• Directions for this task: Convert every line of the listing below into a numbered list, skipping any blank lines.

• Exercise material:
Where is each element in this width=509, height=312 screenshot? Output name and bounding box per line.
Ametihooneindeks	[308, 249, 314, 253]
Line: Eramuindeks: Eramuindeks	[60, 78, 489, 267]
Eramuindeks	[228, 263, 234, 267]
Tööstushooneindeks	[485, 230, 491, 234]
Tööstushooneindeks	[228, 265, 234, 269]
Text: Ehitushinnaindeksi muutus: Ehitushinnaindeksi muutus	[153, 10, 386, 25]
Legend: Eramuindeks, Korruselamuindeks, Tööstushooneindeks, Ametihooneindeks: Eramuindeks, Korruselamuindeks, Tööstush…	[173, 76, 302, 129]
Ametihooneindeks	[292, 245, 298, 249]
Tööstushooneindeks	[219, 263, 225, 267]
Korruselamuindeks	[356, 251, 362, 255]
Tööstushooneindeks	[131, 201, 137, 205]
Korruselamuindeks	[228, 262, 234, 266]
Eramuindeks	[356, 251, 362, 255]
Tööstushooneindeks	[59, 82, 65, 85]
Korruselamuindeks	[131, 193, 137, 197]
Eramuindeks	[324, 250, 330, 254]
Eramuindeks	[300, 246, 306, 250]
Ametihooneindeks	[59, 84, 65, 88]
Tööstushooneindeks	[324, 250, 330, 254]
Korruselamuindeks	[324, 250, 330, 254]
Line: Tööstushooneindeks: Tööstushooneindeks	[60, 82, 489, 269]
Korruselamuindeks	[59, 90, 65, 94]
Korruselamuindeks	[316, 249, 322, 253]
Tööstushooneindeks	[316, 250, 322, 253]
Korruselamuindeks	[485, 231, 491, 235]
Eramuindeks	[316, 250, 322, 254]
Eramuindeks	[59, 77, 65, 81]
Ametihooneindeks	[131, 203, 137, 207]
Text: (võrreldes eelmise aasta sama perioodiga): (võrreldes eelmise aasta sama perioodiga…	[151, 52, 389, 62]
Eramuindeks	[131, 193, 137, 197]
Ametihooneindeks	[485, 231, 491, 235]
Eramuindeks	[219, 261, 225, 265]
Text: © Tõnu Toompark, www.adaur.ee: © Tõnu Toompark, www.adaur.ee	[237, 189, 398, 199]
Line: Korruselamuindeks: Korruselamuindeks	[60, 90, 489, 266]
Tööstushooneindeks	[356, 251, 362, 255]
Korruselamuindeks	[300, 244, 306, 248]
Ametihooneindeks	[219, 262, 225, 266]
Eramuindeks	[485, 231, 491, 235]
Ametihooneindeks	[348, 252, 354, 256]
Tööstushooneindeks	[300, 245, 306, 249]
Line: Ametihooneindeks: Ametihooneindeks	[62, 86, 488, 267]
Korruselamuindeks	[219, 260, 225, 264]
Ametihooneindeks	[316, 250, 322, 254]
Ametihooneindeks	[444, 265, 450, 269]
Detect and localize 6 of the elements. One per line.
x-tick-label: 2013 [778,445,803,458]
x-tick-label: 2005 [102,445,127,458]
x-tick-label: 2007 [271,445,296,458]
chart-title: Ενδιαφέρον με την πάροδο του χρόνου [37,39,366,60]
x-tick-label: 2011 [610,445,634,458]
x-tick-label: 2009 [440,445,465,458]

• Completed task:
1. Where is each element in this width=509, height=312 screenshot? Output name and bounding box per line.
2. Ametihooneindeks	[308, 249, 314, 253]
3. Line: Eramuindeks: Eramuindeks	[60, 78, 489, 267]
4. Eramuindeks	[228, 263, 234, 267]
5. Tööstushooneindeks	[485, 230, 491, 234]
6. Tööstushooneindeks	[228, 265, 234, 269]
7. Text: Ehitushinnaindeksi muutus: Ehitushinnaindeksi muutus	[153, 10, 386, 25]
8. Legend: Eramuindeks, Korruselamuindeks, Tööstushooneindeks, Ametihooneindeks: Eramuindeks, Korruselamuindeks, Tööstush…	[173, 76, 302, 129]
9. Ametihooneindeks	[292, 245, 298, 249]
10. Tööstushooneindeks	[219, 263, 225, 267]
11. Korruselamuindeks	[356, 251, 362, 255]
12. Tööstushooneindeks	[131, 201, 137, 205]
13. Korruselamuindeks	[228, 262, 234, 266]
14. Eramuindeks	[356, 251, 362, 255]
15. Tööstushooneindeks	[59, 82, 65, 85]
16. Korruselamuindeks	[131, 193, 137, 197]
17. Eramuindeks	[324, 250, 330, 254]
18. Eramuindeks	[300, 246, 306, 250]
19. Ametihooneindeks	[59, 84, 65, 88]
20. Tööstushooneindeks	[324, 250, 330, 254]
21. Korruselamuindeks	[324, 250, 330, 254]
22. Line: Tööstushooneindeks: Tööstushooneindeks	[60, 82, 489, 269]
23. Korruselamuindeks	[59, 90, 65, 94]
24. Korruselamuindeks	[316, 249, 322, 253]
25. Tööstushooneindeks	[316, 250, 322, 253]
26. Korruselamuindeks	[485, 231, 491, 235]
27. Eramuindeks	[316, 250, 322, 254]
28. Eramuindeks	[59, 77, 65, 81]
29. Ametihooneindeks	[131, 203, 137, 207]
30. Text: (võrreldes eelmise aasta sama perioodiga): (võrreldes eelmise aasta sama perioodiga…	[151, 52, 389, 62]
31. Eramuindeks	[131, 193, 137, 197]
32. Ametihooneindeks	[485, 231, 491, 235]
33. Eramuindeks	[219, 261, 225, 265]
34. Text: © Tõnu Toompark, www.adaur.ee: © Tõnu Toompark, www.adaur.ee	[237, 189, 398, 199]
35. Line: Korruselamuindeks: Korruselamuindeks	[60, 90, 489, 266]
36. Tööstushooneindeks	[356, 251, 362, 255]
37. Korruselamuindeks	[300, 244, 306, 248]
38. Ametihooneindeks	[219, 262, 225, 266]
39. Eramuindeks	[485, 231, 491, 235]
40. Ametihooneindeks	[348, 252, 354, 256]
41. Tööstushooneindeks	[300, 245, 306, 249]
42. Line: Ametihooneindeks: Ametihooneindeks	[62, 86, 488, 267]
43. Korruselamuindeks	[219, 260, 225, 264]
44. Ametihooneindeks	[316, 250, 322, 254]
45. Ametihooneindeks	[444, 265, 450, 269]
46. Detect and localize 6 of the elements. One per line.
47. x-tick-label: 2013 [778,445,803,458]
48. x-tick-label: 2005 [102,445,127,458]
49. x-tick-label: 2007 [271,445,296,458]
50. chart-title: Ενδιαφέρον με την πάροδο του χρόνου [37,39,366,60]
51. x-tick-label: 2011 [610,445,634,458]
52. x-tick-label: 2009 [440,445,465,458]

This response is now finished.